__Aim of the exercise__
Scan the records for the string "Kucharska"; copy each line where it occurs.

===== Records shown =====

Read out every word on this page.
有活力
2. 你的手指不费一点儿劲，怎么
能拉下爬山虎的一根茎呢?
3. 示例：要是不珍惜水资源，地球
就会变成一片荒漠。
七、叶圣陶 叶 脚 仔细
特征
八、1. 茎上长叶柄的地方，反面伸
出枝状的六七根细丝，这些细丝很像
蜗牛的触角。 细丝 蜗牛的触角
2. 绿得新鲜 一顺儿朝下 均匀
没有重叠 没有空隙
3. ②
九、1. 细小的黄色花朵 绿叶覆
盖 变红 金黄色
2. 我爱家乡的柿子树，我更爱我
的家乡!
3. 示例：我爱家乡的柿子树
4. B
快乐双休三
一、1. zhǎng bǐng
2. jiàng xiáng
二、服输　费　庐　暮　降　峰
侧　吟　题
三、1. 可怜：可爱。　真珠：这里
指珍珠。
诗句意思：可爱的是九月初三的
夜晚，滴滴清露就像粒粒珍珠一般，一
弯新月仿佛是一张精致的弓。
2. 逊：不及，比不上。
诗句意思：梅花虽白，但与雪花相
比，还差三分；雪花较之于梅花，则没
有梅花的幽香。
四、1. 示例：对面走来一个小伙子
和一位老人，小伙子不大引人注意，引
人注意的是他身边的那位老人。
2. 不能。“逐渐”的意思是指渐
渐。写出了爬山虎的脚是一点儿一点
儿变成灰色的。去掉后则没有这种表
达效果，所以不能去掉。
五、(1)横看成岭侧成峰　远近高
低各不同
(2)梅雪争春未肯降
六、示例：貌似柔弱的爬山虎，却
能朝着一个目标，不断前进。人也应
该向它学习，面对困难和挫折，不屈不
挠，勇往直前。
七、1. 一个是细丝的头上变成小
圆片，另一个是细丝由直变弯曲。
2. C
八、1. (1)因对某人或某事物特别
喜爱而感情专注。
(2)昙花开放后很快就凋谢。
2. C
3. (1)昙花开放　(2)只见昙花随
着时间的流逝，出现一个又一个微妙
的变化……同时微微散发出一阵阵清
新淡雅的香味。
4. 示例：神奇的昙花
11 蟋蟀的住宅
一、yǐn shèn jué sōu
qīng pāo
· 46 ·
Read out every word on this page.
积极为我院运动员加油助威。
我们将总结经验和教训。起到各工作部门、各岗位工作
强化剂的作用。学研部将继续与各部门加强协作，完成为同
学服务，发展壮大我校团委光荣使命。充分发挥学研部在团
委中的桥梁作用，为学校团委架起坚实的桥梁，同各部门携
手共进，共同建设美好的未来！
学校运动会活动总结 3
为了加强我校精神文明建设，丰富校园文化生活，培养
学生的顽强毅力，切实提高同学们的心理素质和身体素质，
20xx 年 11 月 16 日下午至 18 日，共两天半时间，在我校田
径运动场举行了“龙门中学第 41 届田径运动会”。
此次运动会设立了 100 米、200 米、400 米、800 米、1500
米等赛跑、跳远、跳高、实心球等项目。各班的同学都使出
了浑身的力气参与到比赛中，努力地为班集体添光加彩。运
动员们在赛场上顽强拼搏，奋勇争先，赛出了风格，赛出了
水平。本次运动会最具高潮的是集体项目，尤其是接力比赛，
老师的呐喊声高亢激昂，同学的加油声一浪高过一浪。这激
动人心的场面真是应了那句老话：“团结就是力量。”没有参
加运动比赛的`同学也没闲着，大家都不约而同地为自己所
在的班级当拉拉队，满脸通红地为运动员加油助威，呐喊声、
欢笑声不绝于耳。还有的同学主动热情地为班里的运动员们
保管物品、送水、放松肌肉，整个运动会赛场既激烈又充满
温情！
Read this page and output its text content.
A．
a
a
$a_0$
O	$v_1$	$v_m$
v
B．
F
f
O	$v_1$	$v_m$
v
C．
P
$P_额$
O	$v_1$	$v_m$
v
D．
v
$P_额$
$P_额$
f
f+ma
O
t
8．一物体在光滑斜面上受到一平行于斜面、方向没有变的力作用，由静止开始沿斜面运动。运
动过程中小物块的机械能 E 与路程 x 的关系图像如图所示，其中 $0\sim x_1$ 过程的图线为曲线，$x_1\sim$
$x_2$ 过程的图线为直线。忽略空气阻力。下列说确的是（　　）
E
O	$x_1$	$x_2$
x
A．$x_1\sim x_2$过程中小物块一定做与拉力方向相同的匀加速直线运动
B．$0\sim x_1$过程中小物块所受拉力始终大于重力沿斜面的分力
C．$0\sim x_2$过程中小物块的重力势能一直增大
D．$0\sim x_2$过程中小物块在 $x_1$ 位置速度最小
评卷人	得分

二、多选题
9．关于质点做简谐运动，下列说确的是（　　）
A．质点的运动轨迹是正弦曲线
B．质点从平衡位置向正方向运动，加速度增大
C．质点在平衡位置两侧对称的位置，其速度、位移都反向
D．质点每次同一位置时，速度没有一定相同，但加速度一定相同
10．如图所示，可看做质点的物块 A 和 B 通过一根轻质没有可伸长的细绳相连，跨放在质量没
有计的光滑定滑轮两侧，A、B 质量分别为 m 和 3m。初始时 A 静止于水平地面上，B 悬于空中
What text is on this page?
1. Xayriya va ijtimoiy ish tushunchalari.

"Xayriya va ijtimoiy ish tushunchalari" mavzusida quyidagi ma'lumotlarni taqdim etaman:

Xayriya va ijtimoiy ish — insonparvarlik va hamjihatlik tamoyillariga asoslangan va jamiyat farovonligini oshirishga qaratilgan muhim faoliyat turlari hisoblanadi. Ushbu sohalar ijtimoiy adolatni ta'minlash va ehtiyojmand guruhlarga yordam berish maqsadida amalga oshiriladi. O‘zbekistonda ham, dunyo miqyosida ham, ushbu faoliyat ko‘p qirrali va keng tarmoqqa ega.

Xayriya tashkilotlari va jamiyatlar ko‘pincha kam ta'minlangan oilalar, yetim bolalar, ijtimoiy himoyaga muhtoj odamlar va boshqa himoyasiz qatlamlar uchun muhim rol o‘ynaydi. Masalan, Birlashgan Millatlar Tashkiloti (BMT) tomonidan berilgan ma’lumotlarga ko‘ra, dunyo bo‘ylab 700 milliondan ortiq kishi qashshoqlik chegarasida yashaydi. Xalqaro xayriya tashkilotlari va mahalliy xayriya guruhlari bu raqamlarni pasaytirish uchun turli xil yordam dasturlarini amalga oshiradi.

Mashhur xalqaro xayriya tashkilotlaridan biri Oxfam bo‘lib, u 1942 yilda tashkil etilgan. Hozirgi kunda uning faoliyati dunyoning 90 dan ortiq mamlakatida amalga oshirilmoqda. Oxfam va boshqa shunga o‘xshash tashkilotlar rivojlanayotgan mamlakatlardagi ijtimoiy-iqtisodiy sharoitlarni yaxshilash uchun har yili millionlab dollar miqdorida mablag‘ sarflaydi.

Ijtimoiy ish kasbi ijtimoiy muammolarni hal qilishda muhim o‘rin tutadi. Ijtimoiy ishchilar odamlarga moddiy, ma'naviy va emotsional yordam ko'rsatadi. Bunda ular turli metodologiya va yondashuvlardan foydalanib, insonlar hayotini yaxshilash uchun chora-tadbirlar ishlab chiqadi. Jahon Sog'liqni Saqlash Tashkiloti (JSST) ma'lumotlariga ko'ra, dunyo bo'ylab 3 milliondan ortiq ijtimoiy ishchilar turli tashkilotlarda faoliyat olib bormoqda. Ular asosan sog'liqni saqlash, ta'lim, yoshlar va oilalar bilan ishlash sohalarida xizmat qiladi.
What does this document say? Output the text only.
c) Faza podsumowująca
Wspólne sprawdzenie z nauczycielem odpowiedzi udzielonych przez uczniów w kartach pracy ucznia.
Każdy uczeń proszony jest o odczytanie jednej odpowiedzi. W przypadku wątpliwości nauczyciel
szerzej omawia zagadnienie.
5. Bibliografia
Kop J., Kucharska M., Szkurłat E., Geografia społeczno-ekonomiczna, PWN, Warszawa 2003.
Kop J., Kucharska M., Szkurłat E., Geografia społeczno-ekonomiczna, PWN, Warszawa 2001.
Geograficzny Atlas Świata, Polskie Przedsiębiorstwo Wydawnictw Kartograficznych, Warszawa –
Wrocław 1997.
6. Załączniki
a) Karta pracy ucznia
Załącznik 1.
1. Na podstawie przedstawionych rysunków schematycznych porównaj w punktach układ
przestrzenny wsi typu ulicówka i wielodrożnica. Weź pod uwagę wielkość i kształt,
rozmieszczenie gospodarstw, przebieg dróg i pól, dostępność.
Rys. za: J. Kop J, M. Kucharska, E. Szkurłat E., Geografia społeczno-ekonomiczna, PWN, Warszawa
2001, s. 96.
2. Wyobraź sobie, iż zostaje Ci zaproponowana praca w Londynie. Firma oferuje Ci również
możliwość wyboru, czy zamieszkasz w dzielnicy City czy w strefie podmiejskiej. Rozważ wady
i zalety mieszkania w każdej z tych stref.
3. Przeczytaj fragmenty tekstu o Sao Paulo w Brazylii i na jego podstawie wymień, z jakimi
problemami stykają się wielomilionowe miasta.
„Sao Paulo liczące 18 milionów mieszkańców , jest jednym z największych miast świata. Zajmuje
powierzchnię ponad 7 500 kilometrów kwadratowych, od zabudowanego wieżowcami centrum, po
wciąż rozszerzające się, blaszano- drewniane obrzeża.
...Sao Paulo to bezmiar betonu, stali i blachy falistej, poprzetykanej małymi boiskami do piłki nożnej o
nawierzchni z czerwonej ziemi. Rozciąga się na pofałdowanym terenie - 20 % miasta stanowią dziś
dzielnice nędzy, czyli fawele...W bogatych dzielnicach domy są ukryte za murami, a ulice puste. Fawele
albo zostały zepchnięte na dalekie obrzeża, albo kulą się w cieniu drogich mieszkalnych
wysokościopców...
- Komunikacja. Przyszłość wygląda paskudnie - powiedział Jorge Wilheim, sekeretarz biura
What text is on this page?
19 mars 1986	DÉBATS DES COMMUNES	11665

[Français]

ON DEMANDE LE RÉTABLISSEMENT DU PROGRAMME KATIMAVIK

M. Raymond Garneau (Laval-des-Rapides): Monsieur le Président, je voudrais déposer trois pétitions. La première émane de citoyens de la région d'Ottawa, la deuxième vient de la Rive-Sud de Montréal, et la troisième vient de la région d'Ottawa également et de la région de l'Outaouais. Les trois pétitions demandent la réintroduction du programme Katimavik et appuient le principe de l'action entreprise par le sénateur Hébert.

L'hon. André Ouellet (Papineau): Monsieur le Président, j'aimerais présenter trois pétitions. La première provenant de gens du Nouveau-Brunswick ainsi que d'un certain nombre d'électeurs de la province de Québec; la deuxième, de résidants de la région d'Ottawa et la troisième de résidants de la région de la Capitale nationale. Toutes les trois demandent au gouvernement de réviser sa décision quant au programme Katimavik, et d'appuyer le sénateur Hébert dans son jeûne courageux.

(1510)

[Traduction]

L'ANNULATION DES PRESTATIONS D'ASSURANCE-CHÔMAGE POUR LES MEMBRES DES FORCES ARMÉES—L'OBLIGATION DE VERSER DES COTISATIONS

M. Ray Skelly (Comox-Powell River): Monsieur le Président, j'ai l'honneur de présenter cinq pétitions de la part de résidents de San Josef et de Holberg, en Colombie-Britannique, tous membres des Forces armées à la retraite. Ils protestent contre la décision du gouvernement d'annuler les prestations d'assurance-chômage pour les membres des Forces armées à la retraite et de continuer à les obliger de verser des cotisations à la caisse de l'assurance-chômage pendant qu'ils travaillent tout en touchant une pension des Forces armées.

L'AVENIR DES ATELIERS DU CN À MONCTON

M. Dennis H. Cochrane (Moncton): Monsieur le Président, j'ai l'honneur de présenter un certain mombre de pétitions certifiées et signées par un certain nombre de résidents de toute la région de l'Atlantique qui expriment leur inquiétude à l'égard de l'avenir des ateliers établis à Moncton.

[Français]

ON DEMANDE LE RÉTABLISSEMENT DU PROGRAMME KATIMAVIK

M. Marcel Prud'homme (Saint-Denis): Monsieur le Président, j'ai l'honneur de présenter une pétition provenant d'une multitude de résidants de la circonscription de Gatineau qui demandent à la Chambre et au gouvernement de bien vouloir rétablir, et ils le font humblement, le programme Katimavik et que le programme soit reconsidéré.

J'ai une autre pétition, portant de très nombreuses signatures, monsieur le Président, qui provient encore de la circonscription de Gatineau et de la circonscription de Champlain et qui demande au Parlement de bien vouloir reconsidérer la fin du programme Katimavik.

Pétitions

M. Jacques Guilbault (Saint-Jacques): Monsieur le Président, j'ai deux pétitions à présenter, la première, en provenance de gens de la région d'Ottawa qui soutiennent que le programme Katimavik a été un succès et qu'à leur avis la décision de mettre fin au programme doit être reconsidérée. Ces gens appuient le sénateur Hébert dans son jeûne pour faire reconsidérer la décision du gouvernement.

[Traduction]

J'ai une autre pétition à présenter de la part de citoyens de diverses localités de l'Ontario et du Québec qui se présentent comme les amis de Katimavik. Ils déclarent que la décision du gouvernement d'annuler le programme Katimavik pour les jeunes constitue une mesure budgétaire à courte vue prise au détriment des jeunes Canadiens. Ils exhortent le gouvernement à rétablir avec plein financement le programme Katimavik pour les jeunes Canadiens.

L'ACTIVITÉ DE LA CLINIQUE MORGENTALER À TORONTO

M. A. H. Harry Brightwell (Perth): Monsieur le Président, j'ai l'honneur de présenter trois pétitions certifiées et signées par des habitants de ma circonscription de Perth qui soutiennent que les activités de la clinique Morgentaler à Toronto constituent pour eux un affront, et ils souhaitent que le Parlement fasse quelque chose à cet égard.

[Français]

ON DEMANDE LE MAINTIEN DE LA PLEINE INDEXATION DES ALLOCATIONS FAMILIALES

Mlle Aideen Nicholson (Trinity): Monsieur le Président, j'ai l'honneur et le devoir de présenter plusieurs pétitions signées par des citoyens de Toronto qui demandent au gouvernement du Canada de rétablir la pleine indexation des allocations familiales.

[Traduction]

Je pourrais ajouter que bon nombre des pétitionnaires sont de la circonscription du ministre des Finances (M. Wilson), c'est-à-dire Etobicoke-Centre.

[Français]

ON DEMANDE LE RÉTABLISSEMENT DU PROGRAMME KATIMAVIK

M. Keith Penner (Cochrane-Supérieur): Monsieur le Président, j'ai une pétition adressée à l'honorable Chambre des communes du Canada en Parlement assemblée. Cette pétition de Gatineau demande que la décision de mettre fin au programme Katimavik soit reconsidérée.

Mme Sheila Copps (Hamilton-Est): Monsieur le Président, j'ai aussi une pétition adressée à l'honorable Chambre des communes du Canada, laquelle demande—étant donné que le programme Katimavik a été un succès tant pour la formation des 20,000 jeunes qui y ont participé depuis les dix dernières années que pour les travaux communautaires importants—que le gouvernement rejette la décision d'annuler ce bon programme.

=====

__Task output__
Kop J., Kucharska M., Szkurłat E., Geografia społeczno-ekonomiczna, PWN, Warszawa 2003.
Kop J., Kucharska M., Szkurłat E., Geografia społeczno-ekonomiczna, PWN, Warszawa 2001.
Rys. za: J. Kop J, M. Kucharska, E. Szkurłat E., Geografia społeczno-ekonomiczna, PWN, Warszawa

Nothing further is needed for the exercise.